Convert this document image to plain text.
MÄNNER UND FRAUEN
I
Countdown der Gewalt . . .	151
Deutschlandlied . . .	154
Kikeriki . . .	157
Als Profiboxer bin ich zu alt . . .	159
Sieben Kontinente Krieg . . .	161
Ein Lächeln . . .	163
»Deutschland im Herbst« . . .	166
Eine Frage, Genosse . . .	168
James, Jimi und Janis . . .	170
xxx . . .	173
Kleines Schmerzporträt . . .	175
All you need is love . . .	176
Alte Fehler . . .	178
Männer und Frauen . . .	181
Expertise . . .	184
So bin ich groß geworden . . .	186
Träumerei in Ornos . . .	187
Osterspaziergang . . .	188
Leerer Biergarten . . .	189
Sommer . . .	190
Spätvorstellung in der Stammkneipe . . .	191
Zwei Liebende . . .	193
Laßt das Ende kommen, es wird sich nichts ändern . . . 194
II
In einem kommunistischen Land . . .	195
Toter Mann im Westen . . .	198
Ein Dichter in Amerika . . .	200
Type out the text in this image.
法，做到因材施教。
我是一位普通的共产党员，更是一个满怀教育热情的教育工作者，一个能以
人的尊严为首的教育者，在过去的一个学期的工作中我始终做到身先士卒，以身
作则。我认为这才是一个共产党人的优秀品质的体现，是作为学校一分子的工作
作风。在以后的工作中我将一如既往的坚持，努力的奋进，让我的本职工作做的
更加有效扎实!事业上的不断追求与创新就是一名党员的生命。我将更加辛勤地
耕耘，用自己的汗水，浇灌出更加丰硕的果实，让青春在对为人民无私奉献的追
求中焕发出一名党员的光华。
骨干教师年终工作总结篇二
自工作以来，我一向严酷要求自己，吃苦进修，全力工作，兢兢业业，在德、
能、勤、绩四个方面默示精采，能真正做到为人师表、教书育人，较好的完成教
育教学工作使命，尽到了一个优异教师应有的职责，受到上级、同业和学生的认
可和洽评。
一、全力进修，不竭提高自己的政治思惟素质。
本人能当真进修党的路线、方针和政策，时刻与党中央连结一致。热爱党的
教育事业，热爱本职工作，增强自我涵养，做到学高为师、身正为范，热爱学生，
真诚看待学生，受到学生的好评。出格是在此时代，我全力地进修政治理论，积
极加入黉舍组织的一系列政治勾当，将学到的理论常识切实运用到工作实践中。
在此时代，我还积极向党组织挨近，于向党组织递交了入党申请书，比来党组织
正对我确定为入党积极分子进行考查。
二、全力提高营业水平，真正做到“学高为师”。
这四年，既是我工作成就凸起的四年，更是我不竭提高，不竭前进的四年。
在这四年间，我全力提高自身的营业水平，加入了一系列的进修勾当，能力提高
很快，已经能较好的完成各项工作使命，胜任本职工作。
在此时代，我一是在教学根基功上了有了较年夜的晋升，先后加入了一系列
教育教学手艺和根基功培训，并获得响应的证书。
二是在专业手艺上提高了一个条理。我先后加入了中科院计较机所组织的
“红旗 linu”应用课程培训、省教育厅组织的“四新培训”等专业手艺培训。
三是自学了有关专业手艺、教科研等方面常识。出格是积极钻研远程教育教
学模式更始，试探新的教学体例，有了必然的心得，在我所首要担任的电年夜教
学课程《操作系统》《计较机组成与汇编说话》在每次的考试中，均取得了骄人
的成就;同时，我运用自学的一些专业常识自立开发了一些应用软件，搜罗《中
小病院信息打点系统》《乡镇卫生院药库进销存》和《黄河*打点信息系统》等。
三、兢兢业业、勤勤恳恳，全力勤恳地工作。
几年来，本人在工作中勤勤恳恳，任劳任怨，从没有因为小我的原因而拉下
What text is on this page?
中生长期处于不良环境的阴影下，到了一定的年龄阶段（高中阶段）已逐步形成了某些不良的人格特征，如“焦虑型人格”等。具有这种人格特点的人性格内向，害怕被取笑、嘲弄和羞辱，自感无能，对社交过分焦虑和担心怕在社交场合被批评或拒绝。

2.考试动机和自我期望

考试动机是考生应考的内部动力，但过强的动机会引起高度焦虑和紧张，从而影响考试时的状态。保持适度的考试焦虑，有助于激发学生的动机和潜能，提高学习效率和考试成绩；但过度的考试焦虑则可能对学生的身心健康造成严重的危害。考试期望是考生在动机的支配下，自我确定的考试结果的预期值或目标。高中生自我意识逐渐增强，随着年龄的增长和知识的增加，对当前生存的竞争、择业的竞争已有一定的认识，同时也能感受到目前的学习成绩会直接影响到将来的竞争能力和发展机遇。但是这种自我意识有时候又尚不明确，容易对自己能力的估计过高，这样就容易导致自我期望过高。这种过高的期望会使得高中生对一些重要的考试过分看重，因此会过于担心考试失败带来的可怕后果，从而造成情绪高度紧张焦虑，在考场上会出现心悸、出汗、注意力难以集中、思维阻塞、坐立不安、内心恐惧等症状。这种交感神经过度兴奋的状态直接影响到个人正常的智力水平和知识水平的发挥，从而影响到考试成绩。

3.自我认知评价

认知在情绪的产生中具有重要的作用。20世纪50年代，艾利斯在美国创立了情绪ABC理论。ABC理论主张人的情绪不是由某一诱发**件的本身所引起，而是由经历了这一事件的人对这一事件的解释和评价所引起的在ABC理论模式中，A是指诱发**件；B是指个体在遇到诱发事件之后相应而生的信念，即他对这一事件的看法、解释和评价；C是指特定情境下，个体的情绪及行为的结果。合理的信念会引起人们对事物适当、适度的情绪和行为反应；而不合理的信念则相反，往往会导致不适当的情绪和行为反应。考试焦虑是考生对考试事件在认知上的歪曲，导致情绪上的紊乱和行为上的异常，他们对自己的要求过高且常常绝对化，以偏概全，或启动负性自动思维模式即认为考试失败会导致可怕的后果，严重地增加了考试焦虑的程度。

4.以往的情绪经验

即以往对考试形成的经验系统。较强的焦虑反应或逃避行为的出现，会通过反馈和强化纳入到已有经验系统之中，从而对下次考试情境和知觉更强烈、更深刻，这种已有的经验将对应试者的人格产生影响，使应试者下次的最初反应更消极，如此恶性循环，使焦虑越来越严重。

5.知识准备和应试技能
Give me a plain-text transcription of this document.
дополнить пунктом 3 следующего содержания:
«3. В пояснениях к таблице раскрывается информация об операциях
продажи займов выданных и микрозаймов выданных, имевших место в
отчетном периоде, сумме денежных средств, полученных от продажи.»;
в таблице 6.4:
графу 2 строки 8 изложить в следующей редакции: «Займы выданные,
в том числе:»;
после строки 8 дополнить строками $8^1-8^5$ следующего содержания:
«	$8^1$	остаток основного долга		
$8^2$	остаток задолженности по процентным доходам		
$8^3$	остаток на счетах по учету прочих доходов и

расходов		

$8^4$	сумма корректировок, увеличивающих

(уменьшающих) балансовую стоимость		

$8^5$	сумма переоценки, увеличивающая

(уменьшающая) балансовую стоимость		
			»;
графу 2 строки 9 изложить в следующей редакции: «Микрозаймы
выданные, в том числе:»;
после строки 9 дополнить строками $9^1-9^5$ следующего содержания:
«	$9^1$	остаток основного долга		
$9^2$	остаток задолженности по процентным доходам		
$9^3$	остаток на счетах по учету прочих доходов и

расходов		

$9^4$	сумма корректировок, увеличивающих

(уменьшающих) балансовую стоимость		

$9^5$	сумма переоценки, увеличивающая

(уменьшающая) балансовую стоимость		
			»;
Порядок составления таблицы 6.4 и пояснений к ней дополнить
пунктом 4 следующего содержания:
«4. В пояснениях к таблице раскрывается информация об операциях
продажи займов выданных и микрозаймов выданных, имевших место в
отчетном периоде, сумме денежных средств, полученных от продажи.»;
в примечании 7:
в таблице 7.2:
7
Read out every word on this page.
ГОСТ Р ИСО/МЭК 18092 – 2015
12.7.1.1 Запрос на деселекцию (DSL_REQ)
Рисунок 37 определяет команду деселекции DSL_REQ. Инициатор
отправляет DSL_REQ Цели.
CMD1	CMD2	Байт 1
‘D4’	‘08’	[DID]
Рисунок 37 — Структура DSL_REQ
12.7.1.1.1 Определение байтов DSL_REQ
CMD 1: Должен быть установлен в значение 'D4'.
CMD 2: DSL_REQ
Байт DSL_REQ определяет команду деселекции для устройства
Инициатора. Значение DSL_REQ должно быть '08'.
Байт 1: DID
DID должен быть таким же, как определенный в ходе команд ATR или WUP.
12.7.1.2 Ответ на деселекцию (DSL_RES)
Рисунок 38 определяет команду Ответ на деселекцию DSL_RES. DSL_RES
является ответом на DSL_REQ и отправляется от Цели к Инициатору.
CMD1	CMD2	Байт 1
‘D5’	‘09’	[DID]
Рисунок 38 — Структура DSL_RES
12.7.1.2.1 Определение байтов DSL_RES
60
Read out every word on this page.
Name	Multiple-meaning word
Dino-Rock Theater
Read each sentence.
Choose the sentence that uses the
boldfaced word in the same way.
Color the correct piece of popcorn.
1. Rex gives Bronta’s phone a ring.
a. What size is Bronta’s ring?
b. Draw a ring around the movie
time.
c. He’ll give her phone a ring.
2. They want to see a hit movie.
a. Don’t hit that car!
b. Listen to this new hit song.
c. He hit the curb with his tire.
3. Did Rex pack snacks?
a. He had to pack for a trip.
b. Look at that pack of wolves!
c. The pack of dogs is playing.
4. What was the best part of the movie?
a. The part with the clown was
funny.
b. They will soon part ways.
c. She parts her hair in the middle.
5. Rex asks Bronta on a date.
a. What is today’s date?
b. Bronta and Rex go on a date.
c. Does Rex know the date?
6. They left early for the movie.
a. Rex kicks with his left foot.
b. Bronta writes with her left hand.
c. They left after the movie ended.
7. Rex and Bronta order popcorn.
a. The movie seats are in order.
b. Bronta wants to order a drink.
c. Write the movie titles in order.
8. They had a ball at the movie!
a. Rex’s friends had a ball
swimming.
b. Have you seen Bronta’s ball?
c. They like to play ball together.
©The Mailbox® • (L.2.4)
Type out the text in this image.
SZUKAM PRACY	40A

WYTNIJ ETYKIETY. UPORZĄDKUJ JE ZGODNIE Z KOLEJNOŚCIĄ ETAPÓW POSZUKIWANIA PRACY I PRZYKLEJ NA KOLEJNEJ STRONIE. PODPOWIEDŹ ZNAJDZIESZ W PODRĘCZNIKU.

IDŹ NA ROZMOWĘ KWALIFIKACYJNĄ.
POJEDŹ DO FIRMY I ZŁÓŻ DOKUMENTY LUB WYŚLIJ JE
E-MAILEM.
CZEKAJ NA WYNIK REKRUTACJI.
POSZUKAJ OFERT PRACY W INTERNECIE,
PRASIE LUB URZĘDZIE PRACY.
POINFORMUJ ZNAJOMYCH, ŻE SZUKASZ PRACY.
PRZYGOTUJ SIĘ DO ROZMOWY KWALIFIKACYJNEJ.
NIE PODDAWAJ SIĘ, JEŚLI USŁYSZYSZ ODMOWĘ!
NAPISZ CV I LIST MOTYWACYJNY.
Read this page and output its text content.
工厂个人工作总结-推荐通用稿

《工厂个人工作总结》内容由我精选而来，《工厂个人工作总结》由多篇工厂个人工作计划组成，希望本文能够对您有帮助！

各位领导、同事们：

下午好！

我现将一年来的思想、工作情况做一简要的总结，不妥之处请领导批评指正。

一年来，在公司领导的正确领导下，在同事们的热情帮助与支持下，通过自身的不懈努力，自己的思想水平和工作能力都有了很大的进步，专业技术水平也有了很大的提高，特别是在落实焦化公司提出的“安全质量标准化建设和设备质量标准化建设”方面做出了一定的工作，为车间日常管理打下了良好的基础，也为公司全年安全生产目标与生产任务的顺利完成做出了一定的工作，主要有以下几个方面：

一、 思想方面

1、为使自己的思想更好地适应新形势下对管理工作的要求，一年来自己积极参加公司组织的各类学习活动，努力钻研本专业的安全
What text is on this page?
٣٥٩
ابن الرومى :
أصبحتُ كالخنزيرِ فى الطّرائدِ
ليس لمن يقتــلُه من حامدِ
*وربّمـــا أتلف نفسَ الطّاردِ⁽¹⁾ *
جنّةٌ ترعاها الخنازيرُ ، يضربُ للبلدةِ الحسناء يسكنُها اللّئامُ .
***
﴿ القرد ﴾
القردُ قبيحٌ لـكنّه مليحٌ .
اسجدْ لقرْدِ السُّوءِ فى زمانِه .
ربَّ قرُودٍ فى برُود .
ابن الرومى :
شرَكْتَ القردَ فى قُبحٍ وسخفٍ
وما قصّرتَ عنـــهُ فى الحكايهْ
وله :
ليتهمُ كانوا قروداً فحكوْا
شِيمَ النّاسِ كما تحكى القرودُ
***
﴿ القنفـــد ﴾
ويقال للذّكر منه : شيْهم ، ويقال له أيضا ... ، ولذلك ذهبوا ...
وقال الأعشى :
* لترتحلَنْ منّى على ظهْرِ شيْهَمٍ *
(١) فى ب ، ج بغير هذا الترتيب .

■ ■ ■

Stated exercise –
Give only the count of lines in the data that include the string "команду".

Solution to this problem –
3